Dataset items
-- BEGIN --

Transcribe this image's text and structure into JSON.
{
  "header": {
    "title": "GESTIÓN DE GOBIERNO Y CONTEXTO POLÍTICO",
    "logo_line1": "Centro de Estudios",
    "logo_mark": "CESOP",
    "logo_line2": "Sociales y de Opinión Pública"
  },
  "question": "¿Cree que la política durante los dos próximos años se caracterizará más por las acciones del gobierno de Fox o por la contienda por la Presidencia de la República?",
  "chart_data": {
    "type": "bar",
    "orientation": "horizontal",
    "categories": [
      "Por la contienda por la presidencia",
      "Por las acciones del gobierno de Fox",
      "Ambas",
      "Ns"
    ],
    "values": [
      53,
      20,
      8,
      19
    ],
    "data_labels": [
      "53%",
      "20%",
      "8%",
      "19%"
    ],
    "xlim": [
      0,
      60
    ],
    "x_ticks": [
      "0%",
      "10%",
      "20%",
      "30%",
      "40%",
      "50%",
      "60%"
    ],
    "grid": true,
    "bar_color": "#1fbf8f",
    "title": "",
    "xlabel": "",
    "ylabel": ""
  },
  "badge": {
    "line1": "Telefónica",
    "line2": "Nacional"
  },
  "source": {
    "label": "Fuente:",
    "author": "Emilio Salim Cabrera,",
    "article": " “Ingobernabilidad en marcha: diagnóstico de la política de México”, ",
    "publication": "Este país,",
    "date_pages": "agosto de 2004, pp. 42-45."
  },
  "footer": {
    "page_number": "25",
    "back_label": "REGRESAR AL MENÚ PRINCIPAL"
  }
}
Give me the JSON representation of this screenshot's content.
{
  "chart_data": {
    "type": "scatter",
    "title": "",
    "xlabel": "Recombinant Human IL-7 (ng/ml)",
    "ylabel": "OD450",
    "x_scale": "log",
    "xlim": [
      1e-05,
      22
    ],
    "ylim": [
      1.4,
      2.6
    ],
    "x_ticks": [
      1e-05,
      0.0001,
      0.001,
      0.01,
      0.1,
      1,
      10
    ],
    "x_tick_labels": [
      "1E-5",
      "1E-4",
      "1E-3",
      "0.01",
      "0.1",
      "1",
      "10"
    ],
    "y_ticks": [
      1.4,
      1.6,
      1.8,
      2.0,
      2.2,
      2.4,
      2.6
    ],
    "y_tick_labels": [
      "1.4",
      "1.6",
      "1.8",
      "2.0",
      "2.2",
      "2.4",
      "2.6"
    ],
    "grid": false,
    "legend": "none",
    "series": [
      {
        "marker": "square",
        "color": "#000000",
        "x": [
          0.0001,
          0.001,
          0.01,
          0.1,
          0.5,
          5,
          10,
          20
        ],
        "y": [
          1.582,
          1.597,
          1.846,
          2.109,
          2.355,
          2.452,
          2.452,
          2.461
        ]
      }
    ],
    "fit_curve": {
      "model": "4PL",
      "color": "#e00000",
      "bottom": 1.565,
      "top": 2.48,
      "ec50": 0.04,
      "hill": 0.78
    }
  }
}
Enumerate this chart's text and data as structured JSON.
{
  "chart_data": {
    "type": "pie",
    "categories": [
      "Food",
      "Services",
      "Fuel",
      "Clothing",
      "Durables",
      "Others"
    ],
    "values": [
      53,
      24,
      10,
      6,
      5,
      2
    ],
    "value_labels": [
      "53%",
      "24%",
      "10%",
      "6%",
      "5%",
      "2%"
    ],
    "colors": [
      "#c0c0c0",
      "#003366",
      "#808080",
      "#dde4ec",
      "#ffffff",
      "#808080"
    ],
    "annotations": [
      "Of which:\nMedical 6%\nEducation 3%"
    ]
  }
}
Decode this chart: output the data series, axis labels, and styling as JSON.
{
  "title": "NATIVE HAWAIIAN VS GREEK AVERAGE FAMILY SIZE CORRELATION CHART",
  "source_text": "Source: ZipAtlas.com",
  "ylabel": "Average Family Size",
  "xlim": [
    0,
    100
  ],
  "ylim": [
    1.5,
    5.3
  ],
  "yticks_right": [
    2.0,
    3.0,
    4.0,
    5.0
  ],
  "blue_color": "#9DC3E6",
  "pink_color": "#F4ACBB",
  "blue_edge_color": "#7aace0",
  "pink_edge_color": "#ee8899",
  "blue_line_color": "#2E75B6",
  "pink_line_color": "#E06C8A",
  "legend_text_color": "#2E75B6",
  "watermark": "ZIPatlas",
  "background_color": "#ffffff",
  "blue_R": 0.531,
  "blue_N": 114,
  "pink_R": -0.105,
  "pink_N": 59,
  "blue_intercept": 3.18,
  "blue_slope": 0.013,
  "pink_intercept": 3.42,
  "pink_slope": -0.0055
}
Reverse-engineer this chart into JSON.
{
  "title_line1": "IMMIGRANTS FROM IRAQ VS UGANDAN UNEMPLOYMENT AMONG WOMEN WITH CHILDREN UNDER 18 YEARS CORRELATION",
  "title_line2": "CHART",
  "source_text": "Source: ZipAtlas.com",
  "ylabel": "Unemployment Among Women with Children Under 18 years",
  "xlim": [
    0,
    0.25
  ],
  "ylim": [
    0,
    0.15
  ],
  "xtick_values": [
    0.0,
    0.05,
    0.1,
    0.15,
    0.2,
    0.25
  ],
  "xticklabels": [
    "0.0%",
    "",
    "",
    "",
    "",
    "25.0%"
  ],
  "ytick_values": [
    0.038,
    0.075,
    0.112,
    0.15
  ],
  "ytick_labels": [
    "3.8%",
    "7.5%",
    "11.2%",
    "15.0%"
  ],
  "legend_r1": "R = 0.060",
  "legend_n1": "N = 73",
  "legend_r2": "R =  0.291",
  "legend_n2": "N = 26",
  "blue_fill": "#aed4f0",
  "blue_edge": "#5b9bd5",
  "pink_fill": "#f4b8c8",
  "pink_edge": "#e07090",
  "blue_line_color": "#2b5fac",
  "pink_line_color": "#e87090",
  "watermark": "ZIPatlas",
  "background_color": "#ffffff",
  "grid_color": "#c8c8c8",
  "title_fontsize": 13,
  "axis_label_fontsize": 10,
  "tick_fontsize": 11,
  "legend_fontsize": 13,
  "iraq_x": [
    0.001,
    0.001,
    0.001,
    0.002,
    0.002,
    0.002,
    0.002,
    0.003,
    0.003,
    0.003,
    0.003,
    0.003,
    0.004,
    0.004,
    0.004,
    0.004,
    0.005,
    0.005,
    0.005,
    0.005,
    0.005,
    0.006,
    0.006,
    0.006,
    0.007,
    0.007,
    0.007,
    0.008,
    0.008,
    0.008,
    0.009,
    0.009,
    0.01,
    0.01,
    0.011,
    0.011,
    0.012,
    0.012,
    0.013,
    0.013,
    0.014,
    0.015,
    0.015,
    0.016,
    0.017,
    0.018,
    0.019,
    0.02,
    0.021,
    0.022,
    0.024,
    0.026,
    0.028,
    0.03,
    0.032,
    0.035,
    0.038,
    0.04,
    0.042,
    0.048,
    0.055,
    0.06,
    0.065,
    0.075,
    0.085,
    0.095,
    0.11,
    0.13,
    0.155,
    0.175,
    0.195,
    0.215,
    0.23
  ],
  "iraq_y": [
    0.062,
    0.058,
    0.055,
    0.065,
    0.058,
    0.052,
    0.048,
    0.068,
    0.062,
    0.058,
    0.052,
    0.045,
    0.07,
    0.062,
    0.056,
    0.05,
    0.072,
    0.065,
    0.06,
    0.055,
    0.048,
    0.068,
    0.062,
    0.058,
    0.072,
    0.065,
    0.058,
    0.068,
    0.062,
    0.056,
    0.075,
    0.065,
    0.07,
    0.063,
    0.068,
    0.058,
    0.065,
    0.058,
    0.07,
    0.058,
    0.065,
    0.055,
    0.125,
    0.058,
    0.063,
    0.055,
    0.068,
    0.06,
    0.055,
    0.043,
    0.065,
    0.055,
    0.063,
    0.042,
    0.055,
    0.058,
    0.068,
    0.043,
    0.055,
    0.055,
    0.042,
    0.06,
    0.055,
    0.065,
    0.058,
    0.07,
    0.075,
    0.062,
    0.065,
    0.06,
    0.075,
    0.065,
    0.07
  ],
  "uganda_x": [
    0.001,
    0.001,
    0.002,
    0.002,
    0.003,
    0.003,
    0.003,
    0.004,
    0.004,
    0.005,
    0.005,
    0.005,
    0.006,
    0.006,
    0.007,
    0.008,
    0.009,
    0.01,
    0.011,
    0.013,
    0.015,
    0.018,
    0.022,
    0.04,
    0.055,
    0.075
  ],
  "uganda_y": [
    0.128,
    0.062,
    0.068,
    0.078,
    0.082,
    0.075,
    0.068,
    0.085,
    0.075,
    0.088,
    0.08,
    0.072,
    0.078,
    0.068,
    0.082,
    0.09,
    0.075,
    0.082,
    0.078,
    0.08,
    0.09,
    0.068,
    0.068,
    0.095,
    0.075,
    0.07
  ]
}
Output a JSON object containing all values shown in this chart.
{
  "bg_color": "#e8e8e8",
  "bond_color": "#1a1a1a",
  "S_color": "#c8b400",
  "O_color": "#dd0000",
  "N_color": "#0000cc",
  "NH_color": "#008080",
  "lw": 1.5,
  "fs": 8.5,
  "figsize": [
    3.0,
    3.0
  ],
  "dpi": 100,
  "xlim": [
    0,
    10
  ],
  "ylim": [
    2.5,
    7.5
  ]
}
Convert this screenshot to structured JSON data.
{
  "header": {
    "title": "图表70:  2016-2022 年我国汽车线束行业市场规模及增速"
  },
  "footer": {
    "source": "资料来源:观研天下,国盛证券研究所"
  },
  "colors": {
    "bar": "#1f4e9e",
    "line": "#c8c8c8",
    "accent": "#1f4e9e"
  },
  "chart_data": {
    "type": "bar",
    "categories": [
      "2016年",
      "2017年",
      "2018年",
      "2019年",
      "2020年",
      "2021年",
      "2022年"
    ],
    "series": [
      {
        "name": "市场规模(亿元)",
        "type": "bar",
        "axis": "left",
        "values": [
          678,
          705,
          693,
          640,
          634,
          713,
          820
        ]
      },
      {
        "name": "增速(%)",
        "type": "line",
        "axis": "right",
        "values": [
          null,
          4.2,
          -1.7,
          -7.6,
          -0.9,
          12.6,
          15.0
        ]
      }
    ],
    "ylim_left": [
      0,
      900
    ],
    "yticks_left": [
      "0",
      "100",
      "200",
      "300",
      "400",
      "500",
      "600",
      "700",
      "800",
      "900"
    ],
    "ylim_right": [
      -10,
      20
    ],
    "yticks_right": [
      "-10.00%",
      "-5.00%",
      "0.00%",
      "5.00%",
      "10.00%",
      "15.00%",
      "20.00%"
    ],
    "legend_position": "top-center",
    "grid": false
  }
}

-- END --

Which lines above contain the word "screenshot"? Copy each of them.

- _The result_:
Give me the JSON representation of this screenshot's content.
Convert this screenshot to structured JSON data.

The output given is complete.